[Dataset items]
— start —
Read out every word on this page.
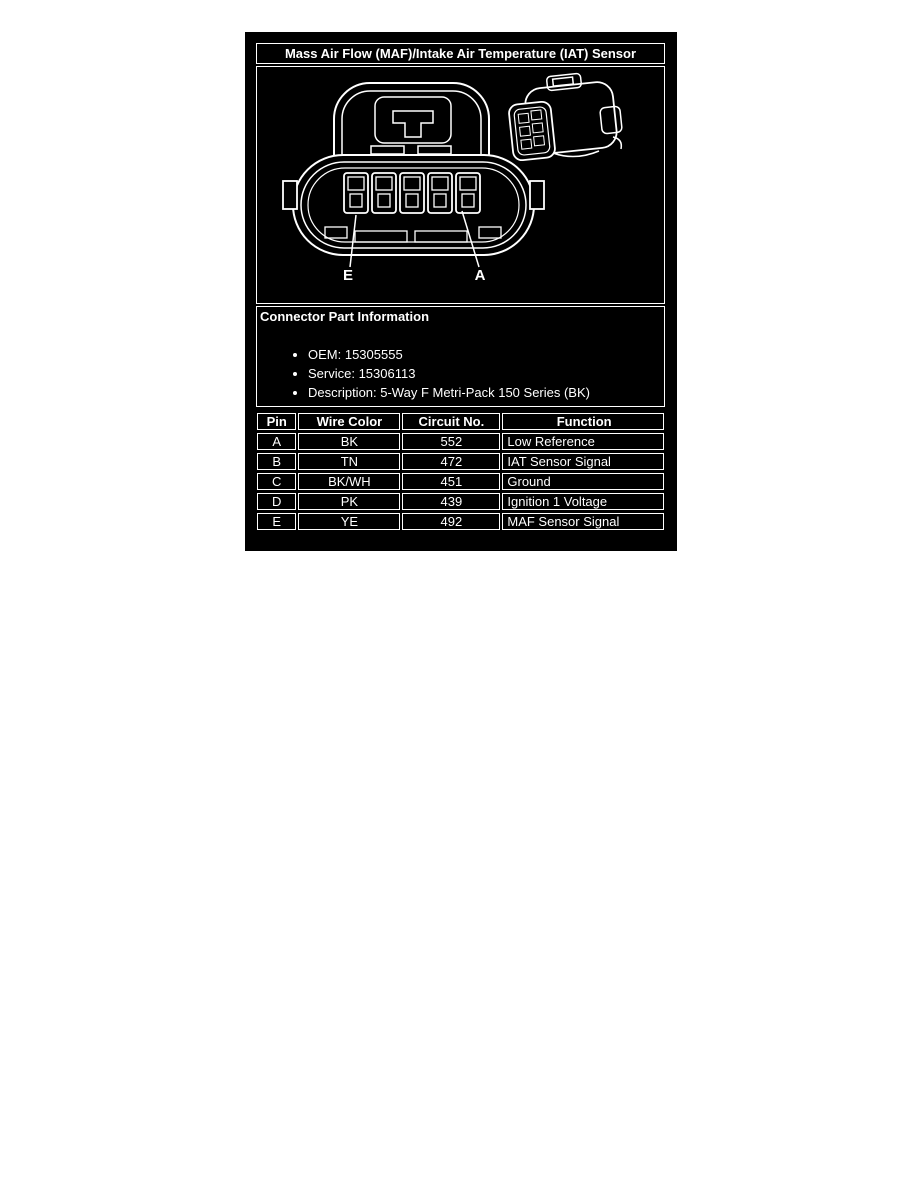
Mass Air Flow (MAF)/Intake Air Temperature (IAT) Sensor
E	A
Connector Part Information
• OEM: 15305555
• Service: 15306113
• Description: 5-Way F Metri-Pack 150 Series (BK)
Pin	Wire Color	Circuit No.	Function
A	BK	552	Low Reference
B	TN	472	IAT Sensor Signal
C	BK/WH	451	Ground
D	PK	439	Ignition 1 Voltage
E	YE	492	MAF Sensor Signal
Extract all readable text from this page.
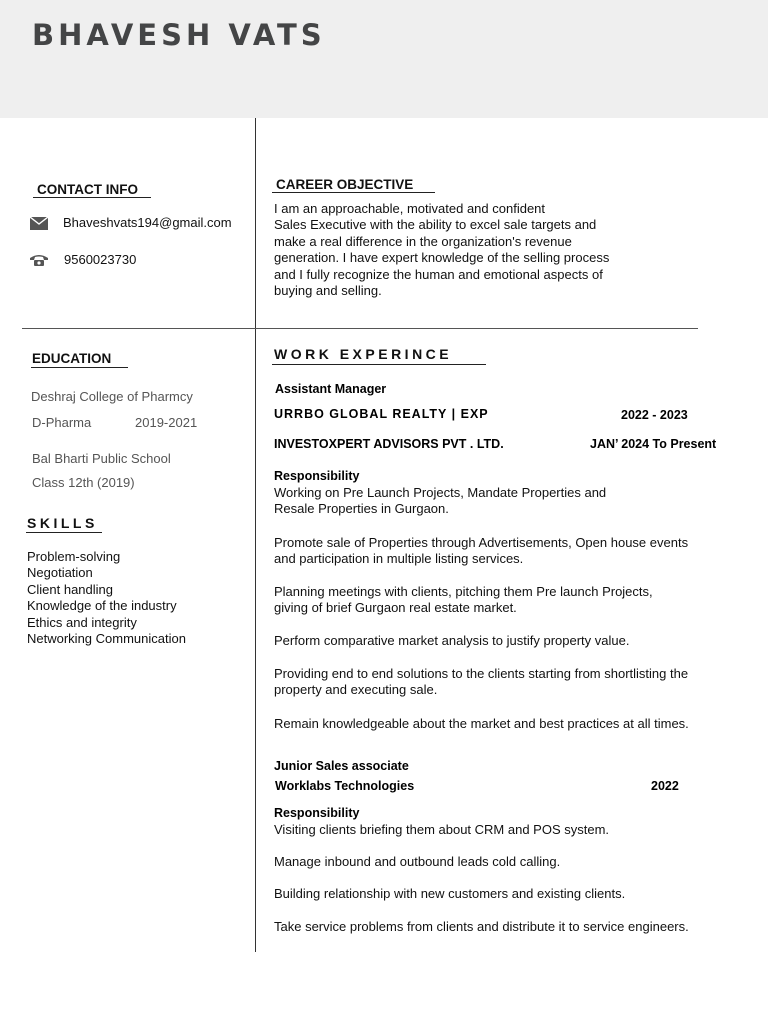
BHAVESH VATS
CONTACT INFO
Bhaveshvats194@gmail.com
9560023730
CAREER OBJECTIVE
I am an approachable, motivated and confident
Sales Executive with the ability to excel sale targets and
make a real difference in the organization's revenue
generation. I have expert knowledge of the selling process
and I fully recognize the human and emotional aspects of
buying and selling.
EDUCATION
Deshraj College of Pharmcy
D-Pharma	2019-2021
Bal Bharti Public School
Class 12th (2019)
SKILLS
Problem-solving
Negotiation
Client handling
Knowledge of the industry
Ethics and integrity
Networking Communication
WORK EXPERINCE
Assistant Manager
URRBO GLOBAL REALTY | EXP	2022 - 2023
INVESTOXPERT ADVISORS PVT . LTD.	JAN’ 2024 To Present
Responsibility
Working on Pre Launch Projects, Mandate Properties and
Resale Properties in Gurgaon.
Promote sale of Properties through Advertisements, Open house events
and participation in multiple listing services.
Planning meetings with clients, pitching them Pre launch Projects,
giving of brief Gurgaon real estate market.
Perform comparative market analysis to justify property value.
Providing end to end solutions to the clients starting from shortlisting the
property and executing sale.
Remain knowledgeable about the market and best practices at all times.
Junior Sales associate
Worklabs Technologies	2022
Responsibility
Visiting clients briefing them about CRM and POS system.
Manage inbound and outbound leads cold calling.
Building relationship with new customers and existing clients.
Take service problems from clients and distribute it to service engineers.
— end —
◆ **Given exercise**
Tell how many lines above contain the word "from". Give the number alone.

◆ **Worked solution**
3